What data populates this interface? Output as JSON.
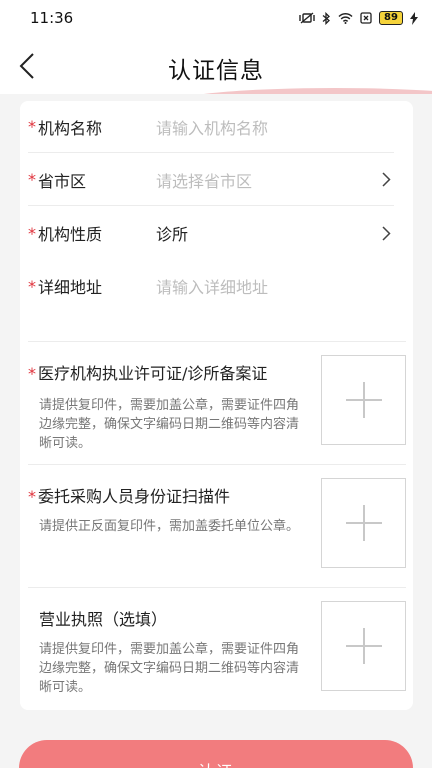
{
  "status_bar": {
    "time": "11:36",
    "battery": "89"
  },
  "header": {
    "title": "认证信息"
  },
  "form": {
    "required_mark": "*",
    "fields": [
      {
        "label": "机构名称",
        "placeholder": "请输入机构名称"
      },
      {
        "label": "省市区",
        "placeholder": "请选择省市区"
      },
      {
        "label": "机构性质",
        "value": "诊所"
      },
      {
        "label": "详细地址",
        "placeholder": "请输入详细地址"
      }
    ]
  },
  "uploads": [
    {
      "title": "医疗机构执业许可证/诊所备案证",
      "description": "请提供复印件，需要加盖公章，需要证件四角边缘完整，确保文字编码日期二维码等内容清晰可读。"
    },
    {
      "title": "委托采购人员身份证扫描件",
      "description": "请提供正反面复印件，需加盖委托单位公章。"
    },
    {
      "title": "营业执照（选填）",
      "description": "请提供复印件，需要加盖公章，需要证件四角边缘完整，确保文字编码日期二维码等内容清晰可读。"
    }
  ],
  "submit": {
    "label": "认证"
  },
  "colors": {
    "accent": "#f27c7e",
    "required": "#e0333c",
    "placeholder": "#bdbdbd"
  },
  "icons": [
    "back-arrow-icon",
    "chevron-right-icon",
    "plus-icon",
    "bluetooth-icon",
    "wifi-icon",
    "battery-icon"
  ]
}
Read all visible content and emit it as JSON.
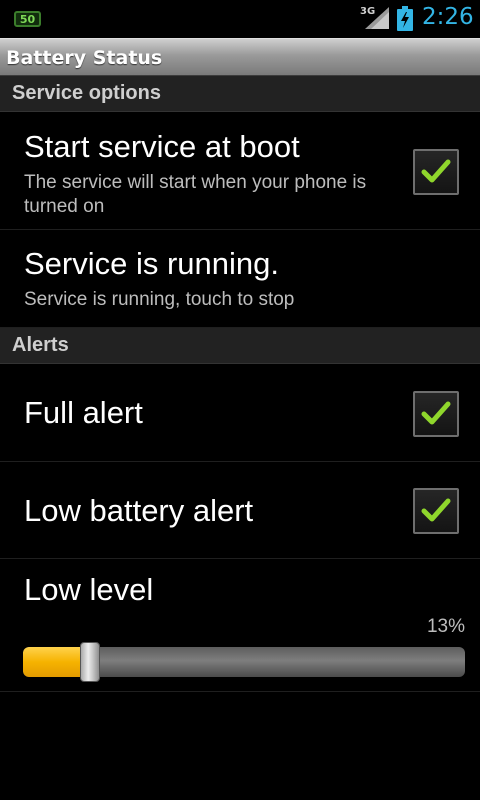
{
  "status_bar": {
    "notification_badge": "50",
    "network_type": "3G",
    "time": "2:26",
    "icons": [
      "signal-icon",
      "battery-charging-icon"
    ]
  },
  "app": {
    "title": "Battery Status"
  },
  "sections": {
    "service_options": "Service options",
    "alerts": "Alerts"
  },
  "prefs": {
    "start_at_boot": {
      "title": "Start service at boot",
      "summary": "The service will start when your phone is turned on",
      "checked": true
    },
    "service_running": {
      "title": "Service is running.",
      "summary": "Service is running, touch to stop"
    },
    "full_alert": {
      "title": "Full alert",
      "checked": true
    },
    "low_battery_alert": {
      "title": "Low battery alert",
      "checked": true
    },
    "low_level": {
      "title": "Low level",
      "value_label": "13%",
      "fraction": 0.13
    }
  },
  "colors": {
    "accent_clock": "#33b5e5",
    "checkmark": "#8fd62c",
    "slider_fill": "#f6b300"
  }
}
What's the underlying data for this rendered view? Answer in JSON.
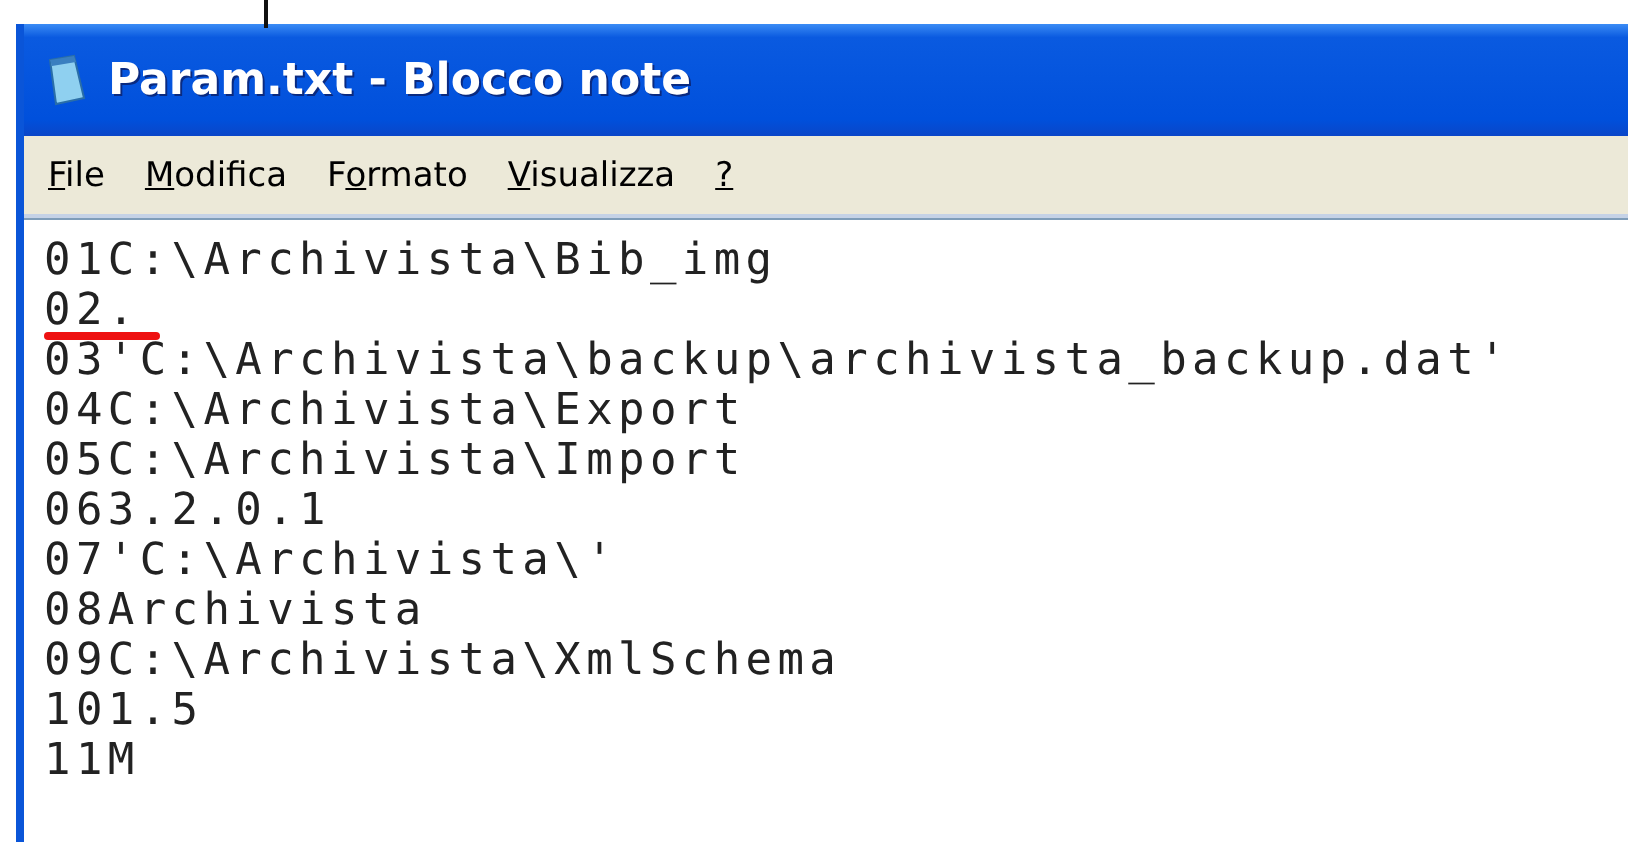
{
  "window": {
    "title": "Param.txt - Blocco note"
  },
  "menu": [
    {
      "parts": [
        {
          "text": "F",
          "underlined": true
        },
        {
          "text": "ile",
          "underlined": false
        }
      ]
    },
    {
      "parts": [
        {
          "text": "M",
          "underlined": true
        },
        {
          "text": "odifica",
          "underlined": false
        }
      ]
    },
    {
      "parts": [
        {
          "text": "F",
          "underlined": false
        },
        {
          "text": "o",
          "underlined": true
        },
        {
          "text": "rmato",
          "underlined": false
        }
      ]
    },
    {
      "parts": [
        {
          "text": "V",
          "underlined": true
        },
        {
          "text": "isualizza",
          "underlined": false
        }
      ]
    },
    {
      "parts": [
        {
          "text": "?",
          "underlined": true
        }
      ]
    }
  ],
  "editor": {
    "lines": [
      {
        "text": "01C:\\Archivista\\Bib_img",
        "red_underline": false
      },
      {
        "text": "02.",
        "red_underline": true
      },
      {
        "text": "03'C:\\Archivista\\backup\\archivista_backup.dat'",
        "red_underline": false
      },
      {
        "text": "04C:\\Archivista\\Export",
        "red_underline": false
      },
      {
        "text": "05C:\\Archivista\\Import",
        "red_underline": false
      },
      {
        "text": "063.2.0.1",
        "red_underline": false
      },
      {
        "text": "07'C:\\Archivista\\'",
        "red_underline": false
      },
      {
        "text": "08Archivista",
        "red_underline": false
      },
      {
        "text": "09C:\\Archivista\\XmlSchema",
        "red_underline": false
      },
      {
        "text": "101.5",
        "red_underline": false
      },
      {
        "text": "11M",
        "red_underline": false
      }
    ]
  }
}
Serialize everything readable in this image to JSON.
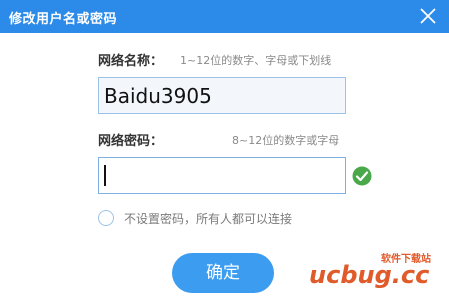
{
  "titlebar": {
    "title": "修改用户名或密码",
    "close_icon": "close-icon"
  },
  "ssid": {
    "label": "网络名称：",
    "hint": "1~12位的数字、字母或下划线",
    "value": "Baidu3905"
  },
  "password": {
    "label": "网络密码：",
    "hint": "8~12位的数字或字母",
    "value": "",
    "status_icon": "check-circle-icon",
    "status_color": "#4aa84a"
  },
  "no_password": {
    "checked": false,
    "label": "不设置密码，所有人都可以连接"
  },
  "confirm_label": "确定",
  "watermark": {
    "logo": "ucbug.cc",
    "small": "软件下载站"
  },
  "colors": {
    "titlebar": "#2c8be9",
    "button": "#3b9cf0"
  }
}
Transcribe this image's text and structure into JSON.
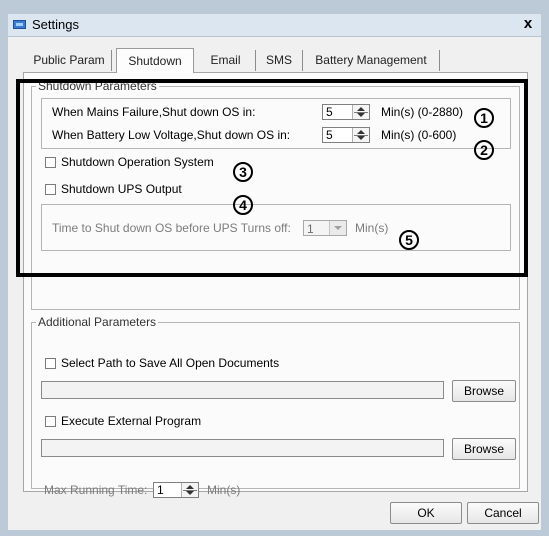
{
  "window": {
    "title": "Settings",
    "close_glyph": "x"
  },
  "tabs": [
    {
      "label": "Public Param"
    },
    {
      "label": "Shutdown",
      "active": true
    },
    {
      "label": "Email"
    },
    {
      "label": "SMS"
    },
    {
      "label": "Battery Management"
    }
  ],
  "shutdown_params": {
    "legend": "Shutdown Parameters",
    "mains_failure": {
      "label": "When Mains Failure,Shut down OS in:",
      "value": "5",
      "unit_range": "Min(s) (0-2880)"
    },
    "battery_low": {
      "label": "When Battery Low Voltage,Shut down OS in:",
      "value": "5",
      "unit_range": "Min(s) (0-600)"
    },
    "shutdown_os": {
      "label": "Shutdown Operation System",
      "checked": false
    },
    "shutdown_ups": {
      "label": "Shutdown UPS Output",
      "checked": false
    },
    "time_before_ups": {
      "label": "Time to Shut down OS before UPS Turns off:",
      "value": "1",
      "unit": "Min(s)"
    }
  },
  "annotations": [
    "1",
    "2",
    "3",
    "4",
    "5"
  ],
  "additional_params": {
    "legend": "Additional Parameters",
    "save_docs": {
      "label": "Select Path to Save All Open Documents",
      "checked": false,
      "path": "",
      "browse_label": "Browse"
    },
    "external_program": {
      "label": "Execute External Program",
      "checked": false,
      "path": "",
      "browse_label": "Browse"
    },
    "max_running": {
      "label": "Max Running Time:",
      "value": "1",
      "unit": "Min(s)"
    }
  },
  "footer": {
    "ok_label": "OK",
    "cancel_label": "Cancel"
  },
  "colors": {
    "titlebar": "#dce6f0",
    "dialog_bg": "#f0f0f0",
    "highlight_border": "#000000",
    "disabled_text": "#7c7c7c"
  },
  "icons": [
    "settings-app-icon",
    "close-icon",
    "spin-up-icon",
    "spin-down-icon",
    "dropdown-arrow-icon",
    "checkbox-icon"
  ]
}
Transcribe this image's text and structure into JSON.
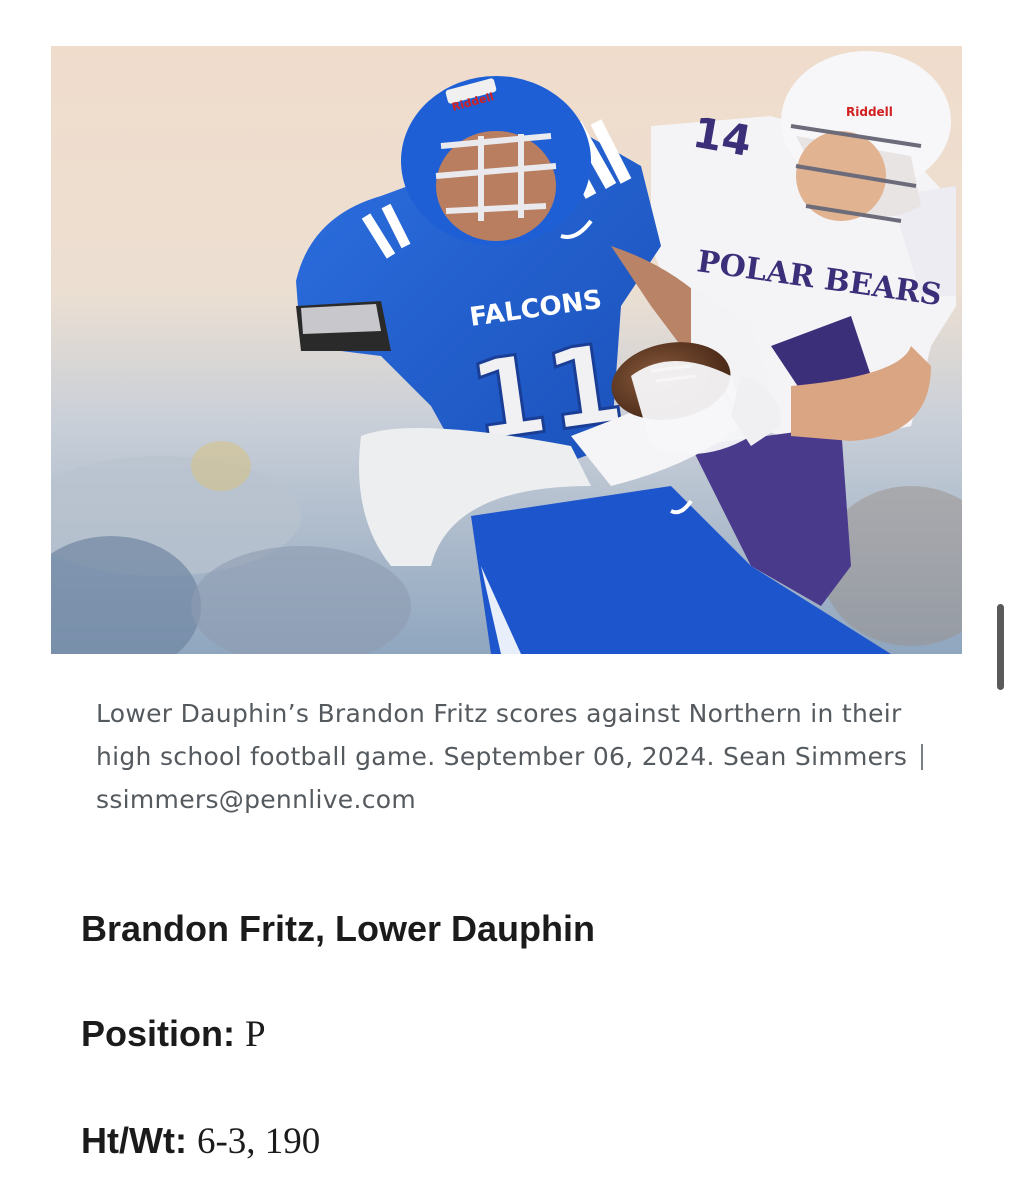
{
  "photo": {
    "alt": "Football players in action",
    "jersey_team": "FALCONS",
    "jersey_number": "11",
    "opponent_jersey_text": "POLAR BEARS",
    "opponent_number": "14",
    "helmet_brand": "Riddell"
  },
  "caption": {
    "text": "Lower Dauphin’s Brandon Fritz scores against Northern in their high school football game. September 06, 2024.",
    "photographer": "Sean Simmers",
    "email": "ssimmers@pennlive.com"
  },
  "player": {
    "name": "Brandon Fritz, Lower Dauphin",
    "position_label": "Position:",
    "position_value": "P",
    "htwt_label": "Ht/Wt:",
    "htwt_value": "6-3, 190"
  },
  "colors": {
    "falcons_blue": "#1f5fd0",
    "polar_purple": "#4a3a8c",
    "caption_gray": "#555a5f"
  }
}
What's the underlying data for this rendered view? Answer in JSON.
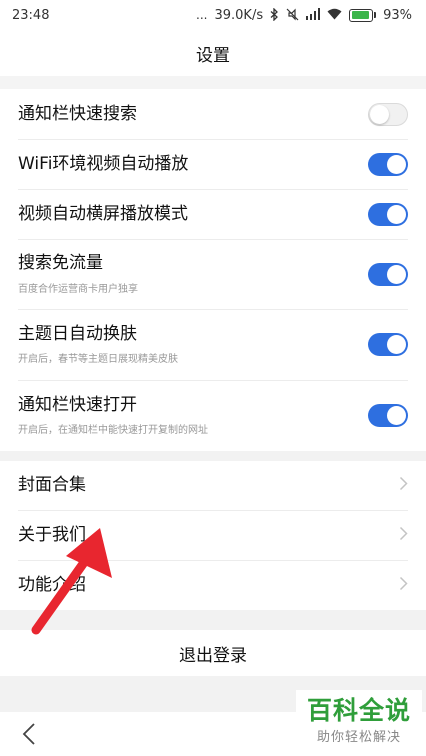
{
  "status_bar": {
    "time": "23:48",
    "dots": "...",
    "network_speed": "39.0K/s",
    "battery_percent": "93%",
    "battery_level": 0.93,
    "icons": [
      "bluetooth-icon",
      "mute-icon",
      "signal-icon",
      "wifi-icon",
      "battery-icon"
    ]
  },
  "header": {
    "title": "设置"
  },
  "toggles": [
    {
      "label": "通知栏快速搜索",
      "sub": "",
      "on": false
    },
    {
      "label": "WiFi环境视频自动播放",
      "sub": "",
      "on": true
    },
    {
      "label": "视频自动横屏播放模式",
      "sub": "",
      "on": true
    },
    {
      "label": "搜索免流量",
      "sub": "百度合作运营商卡用户独享",
      "on": true
    },
    {
      "label": "主题日自动换肤",
      "sub": "开启后，春节等主题日展现精美皮肤",
      "on": true
    },
    {
      "label": "通知栏快速打开",
      "sub": "开启后，在通知栏中能快速打开复制的网址",
      "on": true
    }
  ],
  "links": [
    {
      "label": "封面合集"
    },
    {
      "label": "关于我们"
    },
    {
      "label": "功能介绍"
    }
  ],
  "logout": {
    "label": "退出登录"
  },
  "watermark": {
    "main": "百科全说",
    "sub": "助你轻松解决"
  },
  "colors": {
    "toggle_on": "#2e6fe0",
    "accent_green": "#2f9e3a",
    "arrow_red": "#e8262f"
  }
}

┄┄┄┄┄┄┄┄┄┄

From the listing, tally every line with the word "Brandon" in it and give only the tally.

2